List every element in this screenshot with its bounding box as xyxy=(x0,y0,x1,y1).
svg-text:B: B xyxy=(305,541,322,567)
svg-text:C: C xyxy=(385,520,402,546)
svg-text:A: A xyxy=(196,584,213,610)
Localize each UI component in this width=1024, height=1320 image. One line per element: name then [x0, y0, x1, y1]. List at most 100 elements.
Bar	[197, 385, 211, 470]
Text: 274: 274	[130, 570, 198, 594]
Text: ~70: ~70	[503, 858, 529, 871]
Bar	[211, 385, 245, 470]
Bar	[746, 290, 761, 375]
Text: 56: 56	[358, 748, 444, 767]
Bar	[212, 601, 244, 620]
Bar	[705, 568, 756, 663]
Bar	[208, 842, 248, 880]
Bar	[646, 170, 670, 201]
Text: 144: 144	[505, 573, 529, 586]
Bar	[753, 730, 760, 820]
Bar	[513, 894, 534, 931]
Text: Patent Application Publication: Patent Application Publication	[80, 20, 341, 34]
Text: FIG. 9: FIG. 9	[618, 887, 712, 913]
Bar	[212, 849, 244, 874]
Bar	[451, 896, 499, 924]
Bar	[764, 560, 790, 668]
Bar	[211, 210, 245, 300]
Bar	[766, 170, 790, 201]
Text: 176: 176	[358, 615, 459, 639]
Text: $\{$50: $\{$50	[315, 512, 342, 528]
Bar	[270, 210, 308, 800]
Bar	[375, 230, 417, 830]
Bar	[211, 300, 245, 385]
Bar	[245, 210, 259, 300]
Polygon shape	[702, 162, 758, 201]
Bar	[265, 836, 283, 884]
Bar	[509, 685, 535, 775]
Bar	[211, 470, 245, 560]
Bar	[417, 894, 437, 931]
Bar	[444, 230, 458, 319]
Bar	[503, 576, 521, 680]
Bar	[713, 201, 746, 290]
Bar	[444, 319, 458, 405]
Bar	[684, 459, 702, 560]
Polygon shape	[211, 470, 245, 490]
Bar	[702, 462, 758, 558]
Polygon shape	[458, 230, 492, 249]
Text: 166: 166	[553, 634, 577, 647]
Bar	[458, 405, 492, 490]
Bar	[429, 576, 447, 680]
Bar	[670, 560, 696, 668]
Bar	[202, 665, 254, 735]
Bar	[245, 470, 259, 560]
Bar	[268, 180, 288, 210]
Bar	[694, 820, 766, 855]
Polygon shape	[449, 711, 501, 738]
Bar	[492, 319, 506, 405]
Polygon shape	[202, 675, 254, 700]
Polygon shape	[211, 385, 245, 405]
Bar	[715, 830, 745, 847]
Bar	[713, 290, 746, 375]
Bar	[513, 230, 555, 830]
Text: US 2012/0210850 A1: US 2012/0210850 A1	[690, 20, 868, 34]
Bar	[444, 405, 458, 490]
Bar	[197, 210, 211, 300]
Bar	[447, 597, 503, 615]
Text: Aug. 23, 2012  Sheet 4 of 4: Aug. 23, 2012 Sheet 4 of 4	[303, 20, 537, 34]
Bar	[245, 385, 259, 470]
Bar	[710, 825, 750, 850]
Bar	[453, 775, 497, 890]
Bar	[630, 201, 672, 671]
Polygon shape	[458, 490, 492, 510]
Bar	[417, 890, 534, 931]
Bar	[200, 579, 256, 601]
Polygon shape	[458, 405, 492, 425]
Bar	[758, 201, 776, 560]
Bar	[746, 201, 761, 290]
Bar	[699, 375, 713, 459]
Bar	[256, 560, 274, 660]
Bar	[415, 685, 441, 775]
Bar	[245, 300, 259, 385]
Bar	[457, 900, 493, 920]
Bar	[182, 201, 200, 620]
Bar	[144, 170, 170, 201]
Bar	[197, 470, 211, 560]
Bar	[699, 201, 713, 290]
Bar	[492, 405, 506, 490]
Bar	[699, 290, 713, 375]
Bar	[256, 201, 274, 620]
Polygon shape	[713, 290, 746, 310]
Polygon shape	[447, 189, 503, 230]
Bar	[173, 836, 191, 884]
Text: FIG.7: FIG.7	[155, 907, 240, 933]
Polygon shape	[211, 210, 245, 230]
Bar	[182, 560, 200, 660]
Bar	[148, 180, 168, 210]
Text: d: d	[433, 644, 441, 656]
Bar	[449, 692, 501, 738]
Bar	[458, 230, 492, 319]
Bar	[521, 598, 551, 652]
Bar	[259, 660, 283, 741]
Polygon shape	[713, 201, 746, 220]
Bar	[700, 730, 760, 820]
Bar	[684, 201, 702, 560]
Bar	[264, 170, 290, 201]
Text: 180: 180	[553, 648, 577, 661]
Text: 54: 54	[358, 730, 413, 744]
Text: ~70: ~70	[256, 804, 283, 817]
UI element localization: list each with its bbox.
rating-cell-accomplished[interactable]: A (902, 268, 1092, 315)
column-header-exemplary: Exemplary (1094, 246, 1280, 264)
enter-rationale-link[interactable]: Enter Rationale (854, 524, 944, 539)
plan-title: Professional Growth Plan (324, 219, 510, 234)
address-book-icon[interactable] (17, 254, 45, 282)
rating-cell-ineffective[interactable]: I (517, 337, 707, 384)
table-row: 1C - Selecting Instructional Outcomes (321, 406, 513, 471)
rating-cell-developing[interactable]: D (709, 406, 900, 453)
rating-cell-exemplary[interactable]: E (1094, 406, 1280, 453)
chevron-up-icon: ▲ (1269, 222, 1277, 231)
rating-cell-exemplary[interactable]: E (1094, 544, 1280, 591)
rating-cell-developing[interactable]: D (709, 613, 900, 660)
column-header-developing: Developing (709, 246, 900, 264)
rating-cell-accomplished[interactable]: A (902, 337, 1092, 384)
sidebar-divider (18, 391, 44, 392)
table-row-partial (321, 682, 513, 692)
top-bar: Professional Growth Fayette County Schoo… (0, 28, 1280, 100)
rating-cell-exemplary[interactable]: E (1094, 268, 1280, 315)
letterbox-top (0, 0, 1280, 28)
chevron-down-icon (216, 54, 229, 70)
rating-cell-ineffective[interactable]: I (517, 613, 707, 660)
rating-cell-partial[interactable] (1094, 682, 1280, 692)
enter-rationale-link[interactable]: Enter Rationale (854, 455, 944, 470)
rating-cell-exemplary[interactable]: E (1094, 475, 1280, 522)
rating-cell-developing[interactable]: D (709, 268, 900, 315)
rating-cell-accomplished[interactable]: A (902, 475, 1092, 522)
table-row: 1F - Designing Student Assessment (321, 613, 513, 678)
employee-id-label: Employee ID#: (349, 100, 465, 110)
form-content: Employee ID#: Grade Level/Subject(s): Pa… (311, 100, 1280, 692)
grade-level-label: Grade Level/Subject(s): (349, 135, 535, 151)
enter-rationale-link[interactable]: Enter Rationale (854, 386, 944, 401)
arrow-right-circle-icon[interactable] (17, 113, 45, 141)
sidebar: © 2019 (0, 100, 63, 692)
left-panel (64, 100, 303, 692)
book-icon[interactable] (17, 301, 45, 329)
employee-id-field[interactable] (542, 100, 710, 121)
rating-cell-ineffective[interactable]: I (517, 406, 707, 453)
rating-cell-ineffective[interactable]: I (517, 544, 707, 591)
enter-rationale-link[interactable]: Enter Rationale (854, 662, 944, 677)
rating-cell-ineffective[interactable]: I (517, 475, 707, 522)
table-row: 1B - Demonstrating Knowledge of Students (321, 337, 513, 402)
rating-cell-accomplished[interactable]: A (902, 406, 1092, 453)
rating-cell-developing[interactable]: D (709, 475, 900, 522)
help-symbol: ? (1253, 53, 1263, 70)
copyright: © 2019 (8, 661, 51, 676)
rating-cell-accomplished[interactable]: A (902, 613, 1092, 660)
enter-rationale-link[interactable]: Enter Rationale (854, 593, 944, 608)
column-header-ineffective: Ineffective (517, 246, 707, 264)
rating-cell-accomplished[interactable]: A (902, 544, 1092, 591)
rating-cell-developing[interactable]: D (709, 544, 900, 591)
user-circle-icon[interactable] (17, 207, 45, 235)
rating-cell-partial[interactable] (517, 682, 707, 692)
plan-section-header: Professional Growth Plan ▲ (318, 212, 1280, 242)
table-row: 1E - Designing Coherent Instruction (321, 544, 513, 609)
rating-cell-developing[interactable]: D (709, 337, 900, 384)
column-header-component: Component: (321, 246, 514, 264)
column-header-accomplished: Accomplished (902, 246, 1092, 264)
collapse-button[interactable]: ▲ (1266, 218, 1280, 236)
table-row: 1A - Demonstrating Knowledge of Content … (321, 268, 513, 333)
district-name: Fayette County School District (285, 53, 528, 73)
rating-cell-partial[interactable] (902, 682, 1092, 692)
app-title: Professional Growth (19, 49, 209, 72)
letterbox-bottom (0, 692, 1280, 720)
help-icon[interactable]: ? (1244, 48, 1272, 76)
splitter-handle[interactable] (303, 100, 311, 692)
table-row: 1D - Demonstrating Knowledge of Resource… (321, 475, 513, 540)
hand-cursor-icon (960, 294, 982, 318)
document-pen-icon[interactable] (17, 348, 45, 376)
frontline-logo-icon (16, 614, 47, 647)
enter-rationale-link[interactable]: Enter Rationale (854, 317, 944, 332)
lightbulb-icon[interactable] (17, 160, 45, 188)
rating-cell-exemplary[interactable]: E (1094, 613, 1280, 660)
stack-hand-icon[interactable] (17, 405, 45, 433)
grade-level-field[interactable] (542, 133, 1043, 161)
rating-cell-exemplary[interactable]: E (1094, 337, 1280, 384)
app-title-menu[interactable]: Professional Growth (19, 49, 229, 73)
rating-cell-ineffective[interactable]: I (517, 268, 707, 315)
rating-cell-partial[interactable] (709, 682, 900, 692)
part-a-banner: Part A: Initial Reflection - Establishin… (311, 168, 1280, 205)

Aim of the exercise> Rewrite the records from their first line through the line containing "Localize each UI", substituting "enclosing rectangle" for "bounding box" and leaving everything else unchanged.

Response>
List every element in this screenshot with its enclosing rectangle as xyxy=(x0,y0,x1,y1).
svg-text:B: B xyxy=(305,541,322,567)
svg-text:C: C xyxy=(385,520,402,546)
svg-text:A: A xyxy=(196,584,213,610)
Localize each UI component in this width=1024, height=1320 image. One line per element: name then [x0, y0, x1, y1]. List at most 100 elements.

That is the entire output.